**RECORDS FOR PROCESSING**:
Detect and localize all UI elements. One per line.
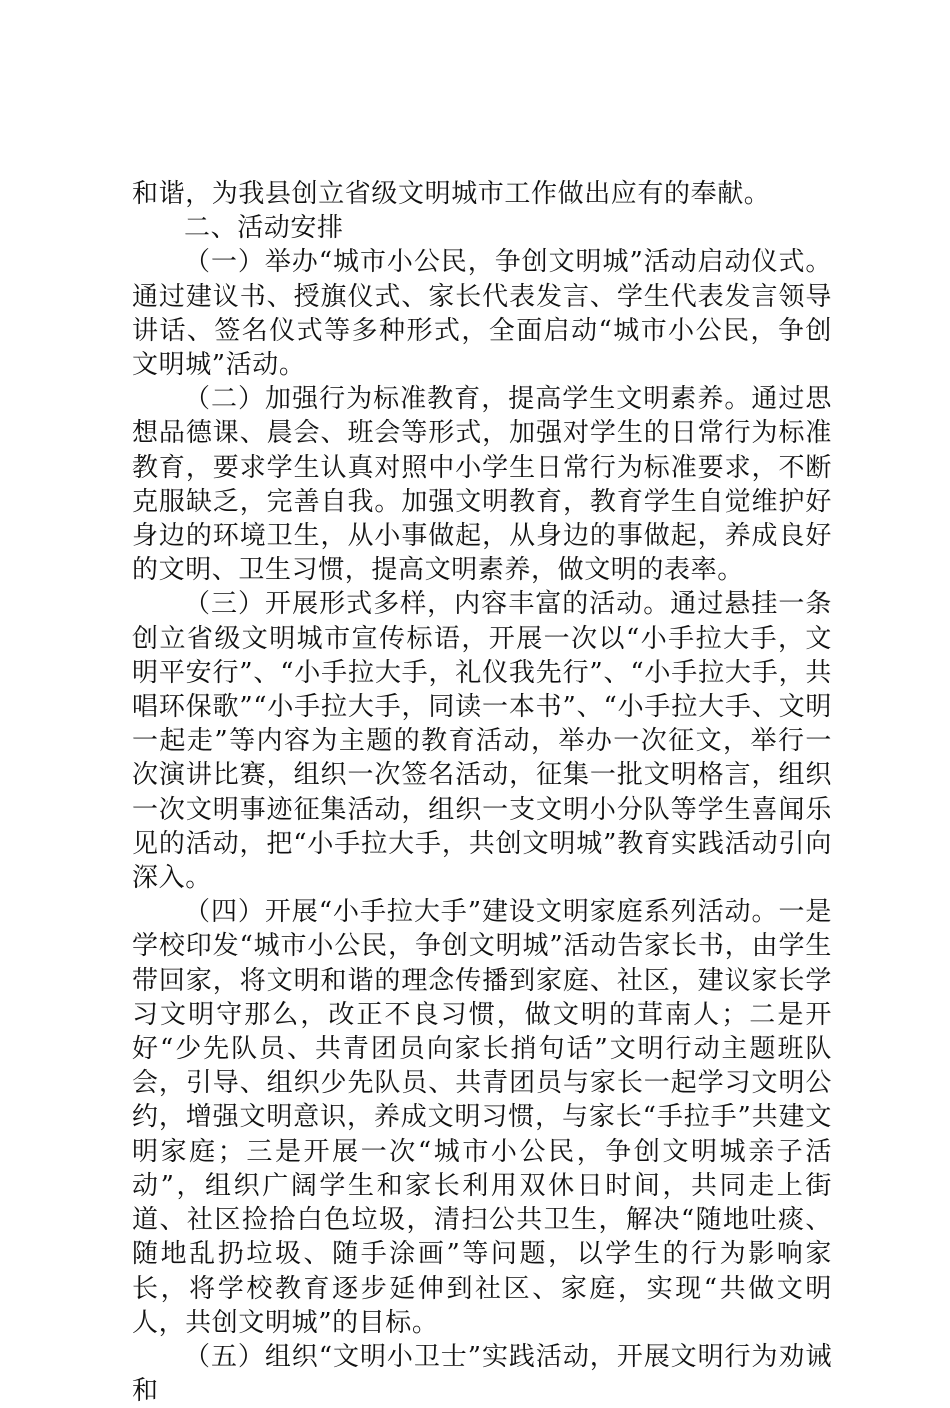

==

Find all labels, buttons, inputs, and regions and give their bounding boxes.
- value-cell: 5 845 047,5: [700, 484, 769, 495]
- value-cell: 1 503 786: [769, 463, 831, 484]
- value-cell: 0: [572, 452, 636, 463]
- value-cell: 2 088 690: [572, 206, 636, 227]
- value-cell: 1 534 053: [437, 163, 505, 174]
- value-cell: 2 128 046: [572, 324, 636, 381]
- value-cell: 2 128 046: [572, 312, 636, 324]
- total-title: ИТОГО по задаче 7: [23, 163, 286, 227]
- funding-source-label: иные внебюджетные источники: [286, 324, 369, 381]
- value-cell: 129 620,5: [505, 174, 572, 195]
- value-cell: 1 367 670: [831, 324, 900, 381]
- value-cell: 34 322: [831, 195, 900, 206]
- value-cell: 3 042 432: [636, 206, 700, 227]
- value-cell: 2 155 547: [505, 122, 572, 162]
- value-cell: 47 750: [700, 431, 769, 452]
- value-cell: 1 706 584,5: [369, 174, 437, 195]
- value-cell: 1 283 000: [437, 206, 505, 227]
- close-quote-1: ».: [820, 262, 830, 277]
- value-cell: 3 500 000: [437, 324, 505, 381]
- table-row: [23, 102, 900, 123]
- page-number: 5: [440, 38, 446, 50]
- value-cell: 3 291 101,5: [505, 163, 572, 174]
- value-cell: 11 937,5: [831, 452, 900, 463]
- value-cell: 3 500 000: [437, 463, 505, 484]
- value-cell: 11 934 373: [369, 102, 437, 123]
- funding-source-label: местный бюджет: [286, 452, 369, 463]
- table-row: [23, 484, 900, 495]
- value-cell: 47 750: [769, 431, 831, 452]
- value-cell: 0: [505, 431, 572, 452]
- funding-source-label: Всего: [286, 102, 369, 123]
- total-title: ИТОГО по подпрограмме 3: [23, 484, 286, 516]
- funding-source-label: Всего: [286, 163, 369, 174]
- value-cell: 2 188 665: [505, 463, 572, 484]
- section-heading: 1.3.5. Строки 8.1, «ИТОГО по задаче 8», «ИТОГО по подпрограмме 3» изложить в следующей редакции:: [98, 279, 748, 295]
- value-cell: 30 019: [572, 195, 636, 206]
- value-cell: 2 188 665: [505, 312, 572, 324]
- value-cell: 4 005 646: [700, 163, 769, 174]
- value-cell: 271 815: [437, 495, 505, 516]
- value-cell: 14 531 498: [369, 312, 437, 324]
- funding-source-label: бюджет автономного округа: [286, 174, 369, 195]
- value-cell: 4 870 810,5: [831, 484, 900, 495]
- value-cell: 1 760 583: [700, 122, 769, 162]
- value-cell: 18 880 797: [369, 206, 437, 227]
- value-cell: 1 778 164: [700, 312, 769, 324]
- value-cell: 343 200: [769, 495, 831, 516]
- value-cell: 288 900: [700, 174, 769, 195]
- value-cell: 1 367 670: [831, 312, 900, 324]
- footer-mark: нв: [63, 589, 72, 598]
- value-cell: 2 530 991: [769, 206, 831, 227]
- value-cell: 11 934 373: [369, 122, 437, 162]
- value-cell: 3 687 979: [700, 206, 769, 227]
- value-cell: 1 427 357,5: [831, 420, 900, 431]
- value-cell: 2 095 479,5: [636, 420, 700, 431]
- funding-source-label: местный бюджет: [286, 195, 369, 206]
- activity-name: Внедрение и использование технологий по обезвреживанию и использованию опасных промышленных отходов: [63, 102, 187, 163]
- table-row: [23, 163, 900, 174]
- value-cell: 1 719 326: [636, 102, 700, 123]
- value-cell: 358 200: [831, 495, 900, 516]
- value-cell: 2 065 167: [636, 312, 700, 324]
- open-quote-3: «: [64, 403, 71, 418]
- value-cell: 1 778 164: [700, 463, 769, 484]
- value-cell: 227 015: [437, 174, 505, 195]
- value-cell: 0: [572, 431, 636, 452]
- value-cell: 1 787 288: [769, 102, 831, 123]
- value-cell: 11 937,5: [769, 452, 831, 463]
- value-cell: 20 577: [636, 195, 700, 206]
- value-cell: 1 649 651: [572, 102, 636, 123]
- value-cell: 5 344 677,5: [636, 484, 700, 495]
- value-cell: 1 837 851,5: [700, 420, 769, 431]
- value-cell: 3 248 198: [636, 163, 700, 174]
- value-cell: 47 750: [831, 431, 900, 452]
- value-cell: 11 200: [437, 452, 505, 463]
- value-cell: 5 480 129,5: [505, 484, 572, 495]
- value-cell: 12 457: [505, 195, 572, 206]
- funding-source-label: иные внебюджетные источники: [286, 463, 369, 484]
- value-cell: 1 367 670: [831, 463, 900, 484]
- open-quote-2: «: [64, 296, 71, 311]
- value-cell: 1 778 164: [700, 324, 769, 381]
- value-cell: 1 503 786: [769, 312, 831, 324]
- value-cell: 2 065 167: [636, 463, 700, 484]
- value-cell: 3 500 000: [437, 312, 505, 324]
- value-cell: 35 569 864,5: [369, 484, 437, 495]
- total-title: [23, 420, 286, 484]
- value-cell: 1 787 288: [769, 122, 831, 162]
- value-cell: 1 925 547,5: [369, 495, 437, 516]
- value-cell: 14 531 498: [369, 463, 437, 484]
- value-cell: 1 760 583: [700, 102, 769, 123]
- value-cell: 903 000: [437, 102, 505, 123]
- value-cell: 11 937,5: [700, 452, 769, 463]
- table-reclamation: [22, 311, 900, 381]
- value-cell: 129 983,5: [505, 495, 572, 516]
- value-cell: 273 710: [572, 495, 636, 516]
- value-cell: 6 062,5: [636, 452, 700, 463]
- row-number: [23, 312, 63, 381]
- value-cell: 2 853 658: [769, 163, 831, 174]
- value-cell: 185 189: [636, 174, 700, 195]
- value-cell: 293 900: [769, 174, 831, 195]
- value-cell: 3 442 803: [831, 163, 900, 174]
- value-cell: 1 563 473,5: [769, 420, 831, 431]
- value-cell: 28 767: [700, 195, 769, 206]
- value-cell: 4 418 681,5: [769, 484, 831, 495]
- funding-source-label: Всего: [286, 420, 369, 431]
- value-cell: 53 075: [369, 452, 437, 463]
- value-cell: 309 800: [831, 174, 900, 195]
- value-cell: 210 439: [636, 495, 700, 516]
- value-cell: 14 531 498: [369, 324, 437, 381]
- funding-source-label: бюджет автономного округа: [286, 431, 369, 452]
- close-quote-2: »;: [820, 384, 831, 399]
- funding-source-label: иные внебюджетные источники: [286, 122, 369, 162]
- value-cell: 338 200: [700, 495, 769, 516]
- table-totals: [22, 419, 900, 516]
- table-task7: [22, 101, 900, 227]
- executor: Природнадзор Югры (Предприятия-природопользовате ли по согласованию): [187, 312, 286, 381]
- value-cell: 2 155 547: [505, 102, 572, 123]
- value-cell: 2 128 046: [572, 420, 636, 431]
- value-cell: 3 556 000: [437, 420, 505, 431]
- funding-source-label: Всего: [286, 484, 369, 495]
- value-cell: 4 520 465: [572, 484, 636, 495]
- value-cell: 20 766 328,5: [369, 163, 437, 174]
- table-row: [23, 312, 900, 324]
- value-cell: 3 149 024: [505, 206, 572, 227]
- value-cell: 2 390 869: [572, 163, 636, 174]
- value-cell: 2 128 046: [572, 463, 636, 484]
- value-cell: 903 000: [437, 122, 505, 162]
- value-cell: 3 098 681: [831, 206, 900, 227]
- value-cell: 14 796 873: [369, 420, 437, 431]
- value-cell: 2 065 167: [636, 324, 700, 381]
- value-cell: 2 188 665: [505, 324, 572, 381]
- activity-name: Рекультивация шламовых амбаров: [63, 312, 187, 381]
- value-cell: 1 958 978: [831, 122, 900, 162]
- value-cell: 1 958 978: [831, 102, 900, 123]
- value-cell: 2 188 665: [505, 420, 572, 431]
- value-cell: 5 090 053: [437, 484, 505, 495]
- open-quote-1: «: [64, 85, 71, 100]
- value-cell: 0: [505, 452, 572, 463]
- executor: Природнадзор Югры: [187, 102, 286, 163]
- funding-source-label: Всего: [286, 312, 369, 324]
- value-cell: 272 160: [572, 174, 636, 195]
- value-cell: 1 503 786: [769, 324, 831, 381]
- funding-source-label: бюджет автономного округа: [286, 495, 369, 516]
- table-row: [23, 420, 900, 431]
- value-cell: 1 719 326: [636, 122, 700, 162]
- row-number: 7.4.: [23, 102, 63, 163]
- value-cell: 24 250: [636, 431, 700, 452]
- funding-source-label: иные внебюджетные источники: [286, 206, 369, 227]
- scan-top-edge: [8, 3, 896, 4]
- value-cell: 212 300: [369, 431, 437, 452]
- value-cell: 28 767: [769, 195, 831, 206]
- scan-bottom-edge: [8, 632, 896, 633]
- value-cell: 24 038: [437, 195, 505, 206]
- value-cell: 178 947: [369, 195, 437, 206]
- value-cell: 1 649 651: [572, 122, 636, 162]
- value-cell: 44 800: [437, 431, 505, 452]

**WRITTEN REQUEST**: Rewrite the lines between the one holding "Find all labels, buttons, inputs, and" and the one holding "- value-cell: 3 042 432: [636, 206, 700, 227]", inclusive, replacing "value-cell" with "data-cell" and changing nothing else.

**TASK OUTPUT**:
Find all labels, buttons, inputs, and regions and give their bounding boxes.
- data-cell: 5 845 047,5: [700, 484, 769, 495]
- data-cell: 1 503 786: [769, 463, 831, 484]
- data-cell: 0: [572, 452, 636, 463]
- data-cell: 2 088 690: [572, 206, 636, 227]
- data-cell: 1 534 053: [437, 163, 505, 174]
- data-cell: 2 128 046: [572, 324, 636, 381]
- data-cell: 2 128 046: [572, 312, 636, 324]
- total-title: ИТОГО по задаче 7: [23, 163, 286, 227]
- funding-source-label: иные внебюджетные источники: [286, 324, 369, 381]
- data-cell: 129 620,5: [505, 174, 572, 195]
- data-cell: 1 367 670: [831, 324, 900, 381]
- data-cell: 34 322: [831, 195, 900, 206]
- data-cell: 3 042 432: [636, 206, 700, 227]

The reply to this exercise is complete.